┌────────

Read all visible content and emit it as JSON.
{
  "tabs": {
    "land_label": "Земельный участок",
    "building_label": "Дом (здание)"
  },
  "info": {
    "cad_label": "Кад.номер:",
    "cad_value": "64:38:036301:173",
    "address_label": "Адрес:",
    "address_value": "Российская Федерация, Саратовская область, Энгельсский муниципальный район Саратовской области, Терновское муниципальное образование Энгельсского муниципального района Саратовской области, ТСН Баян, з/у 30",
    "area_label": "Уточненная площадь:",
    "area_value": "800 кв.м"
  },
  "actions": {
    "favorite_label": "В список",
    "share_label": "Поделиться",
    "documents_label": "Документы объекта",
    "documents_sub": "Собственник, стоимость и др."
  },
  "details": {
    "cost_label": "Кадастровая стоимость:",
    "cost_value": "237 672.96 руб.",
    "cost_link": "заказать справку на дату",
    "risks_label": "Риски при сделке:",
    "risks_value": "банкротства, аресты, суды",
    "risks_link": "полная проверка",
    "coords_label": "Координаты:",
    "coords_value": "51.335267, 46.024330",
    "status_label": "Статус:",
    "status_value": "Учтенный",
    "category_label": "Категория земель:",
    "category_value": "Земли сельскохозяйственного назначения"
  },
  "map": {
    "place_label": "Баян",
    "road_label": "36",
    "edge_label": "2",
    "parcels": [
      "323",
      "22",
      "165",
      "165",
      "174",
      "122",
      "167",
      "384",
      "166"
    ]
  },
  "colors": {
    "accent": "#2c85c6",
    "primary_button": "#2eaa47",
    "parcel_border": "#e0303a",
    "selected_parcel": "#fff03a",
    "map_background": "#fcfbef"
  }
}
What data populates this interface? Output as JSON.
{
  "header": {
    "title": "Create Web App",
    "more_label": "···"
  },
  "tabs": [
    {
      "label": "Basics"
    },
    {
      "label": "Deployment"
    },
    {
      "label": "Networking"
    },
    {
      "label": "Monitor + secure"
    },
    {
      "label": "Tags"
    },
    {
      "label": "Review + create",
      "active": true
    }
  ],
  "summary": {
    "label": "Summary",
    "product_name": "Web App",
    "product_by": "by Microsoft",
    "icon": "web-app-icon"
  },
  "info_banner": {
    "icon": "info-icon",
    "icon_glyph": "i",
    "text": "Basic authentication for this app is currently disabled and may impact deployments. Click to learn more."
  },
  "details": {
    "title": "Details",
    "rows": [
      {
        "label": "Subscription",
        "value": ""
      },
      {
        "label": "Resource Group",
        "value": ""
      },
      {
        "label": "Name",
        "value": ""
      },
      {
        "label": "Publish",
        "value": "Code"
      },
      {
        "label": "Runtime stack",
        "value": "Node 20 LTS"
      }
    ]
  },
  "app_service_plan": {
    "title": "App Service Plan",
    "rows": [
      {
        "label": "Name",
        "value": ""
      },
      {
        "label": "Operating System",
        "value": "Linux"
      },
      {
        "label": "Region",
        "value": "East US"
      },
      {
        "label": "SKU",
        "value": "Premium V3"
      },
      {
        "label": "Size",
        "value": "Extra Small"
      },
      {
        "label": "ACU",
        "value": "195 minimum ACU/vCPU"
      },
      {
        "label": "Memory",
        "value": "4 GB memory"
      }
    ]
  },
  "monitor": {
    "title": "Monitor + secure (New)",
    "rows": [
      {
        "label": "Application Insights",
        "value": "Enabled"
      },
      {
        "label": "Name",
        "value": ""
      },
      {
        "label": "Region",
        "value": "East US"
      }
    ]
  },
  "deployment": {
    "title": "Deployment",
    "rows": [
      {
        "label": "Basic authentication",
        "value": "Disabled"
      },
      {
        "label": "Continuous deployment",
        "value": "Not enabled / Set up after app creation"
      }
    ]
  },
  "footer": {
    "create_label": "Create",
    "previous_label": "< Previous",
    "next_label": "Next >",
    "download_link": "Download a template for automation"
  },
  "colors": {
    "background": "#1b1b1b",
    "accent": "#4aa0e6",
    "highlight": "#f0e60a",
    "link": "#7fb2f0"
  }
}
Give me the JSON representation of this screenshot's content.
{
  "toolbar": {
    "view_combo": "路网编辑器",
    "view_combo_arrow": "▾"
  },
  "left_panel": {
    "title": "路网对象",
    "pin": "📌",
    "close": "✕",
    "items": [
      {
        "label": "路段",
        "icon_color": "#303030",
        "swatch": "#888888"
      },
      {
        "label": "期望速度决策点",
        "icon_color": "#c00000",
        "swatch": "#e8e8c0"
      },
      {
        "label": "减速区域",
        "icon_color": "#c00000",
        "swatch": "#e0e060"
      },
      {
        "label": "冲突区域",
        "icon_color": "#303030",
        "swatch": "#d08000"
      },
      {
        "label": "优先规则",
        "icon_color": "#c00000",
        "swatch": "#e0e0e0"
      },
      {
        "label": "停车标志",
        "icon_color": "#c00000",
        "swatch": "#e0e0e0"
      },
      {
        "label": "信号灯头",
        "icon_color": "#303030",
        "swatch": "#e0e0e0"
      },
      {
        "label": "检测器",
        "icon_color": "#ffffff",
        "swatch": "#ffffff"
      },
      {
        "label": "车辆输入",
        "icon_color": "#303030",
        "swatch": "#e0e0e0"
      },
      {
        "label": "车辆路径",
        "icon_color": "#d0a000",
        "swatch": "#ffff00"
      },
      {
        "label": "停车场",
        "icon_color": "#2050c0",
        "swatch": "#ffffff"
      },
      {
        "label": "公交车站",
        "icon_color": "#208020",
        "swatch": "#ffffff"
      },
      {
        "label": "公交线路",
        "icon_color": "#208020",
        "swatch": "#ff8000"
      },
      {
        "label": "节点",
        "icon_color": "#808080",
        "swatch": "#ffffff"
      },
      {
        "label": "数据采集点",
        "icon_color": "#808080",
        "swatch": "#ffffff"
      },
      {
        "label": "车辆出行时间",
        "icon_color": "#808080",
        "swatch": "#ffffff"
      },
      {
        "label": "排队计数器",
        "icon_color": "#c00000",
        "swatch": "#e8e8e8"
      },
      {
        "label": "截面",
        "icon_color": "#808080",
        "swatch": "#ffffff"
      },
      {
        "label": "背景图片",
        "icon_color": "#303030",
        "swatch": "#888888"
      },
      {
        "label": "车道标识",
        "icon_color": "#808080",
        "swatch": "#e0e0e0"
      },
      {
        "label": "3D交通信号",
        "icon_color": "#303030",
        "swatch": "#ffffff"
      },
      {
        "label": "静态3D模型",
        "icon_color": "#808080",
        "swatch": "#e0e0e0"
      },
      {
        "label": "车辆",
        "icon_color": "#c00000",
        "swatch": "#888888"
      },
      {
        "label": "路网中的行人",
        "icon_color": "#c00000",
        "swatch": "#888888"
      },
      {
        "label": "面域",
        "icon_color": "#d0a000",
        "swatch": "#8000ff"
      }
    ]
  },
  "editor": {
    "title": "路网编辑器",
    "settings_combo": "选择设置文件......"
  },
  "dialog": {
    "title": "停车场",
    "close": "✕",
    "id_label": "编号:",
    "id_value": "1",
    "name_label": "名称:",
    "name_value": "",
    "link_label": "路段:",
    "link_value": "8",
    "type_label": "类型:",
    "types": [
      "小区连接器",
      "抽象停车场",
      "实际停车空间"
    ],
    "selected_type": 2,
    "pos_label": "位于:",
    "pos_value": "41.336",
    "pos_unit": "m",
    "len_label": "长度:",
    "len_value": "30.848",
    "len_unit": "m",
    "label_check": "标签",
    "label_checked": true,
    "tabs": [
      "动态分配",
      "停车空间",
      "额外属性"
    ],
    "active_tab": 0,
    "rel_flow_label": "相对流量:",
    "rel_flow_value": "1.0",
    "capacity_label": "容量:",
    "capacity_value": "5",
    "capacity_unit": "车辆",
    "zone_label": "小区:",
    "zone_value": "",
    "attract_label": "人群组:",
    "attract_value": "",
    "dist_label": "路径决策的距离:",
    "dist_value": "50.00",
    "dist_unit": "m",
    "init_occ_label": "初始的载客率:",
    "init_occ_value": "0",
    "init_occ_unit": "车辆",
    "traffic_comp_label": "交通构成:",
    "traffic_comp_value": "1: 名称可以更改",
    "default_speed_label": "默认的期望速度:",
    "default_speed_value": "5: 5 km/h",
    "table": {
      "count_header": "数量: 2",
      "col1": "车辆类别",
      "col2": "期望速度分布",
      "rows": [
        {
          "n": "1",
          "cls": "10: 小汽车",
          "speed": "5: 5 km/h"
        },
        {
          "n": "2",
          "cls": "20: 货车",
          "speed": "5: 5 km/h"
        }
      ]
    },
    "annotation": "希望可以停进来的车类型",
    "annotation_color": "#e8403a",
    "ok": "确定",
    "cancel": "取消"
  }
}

└────────

▸ **Description of the task**: Search the entries for the word "title", then list each line that holds it.

▸ **Right answer**:
    "title": "Create Web App",
    "title": "Details",
    "title": "App Service Plan",
    "title": "Monitor + secure (New)",
    "title": "Deployment",
    "title": "路网对象",
    "title": "路网编辑器",
    "title": "停车场",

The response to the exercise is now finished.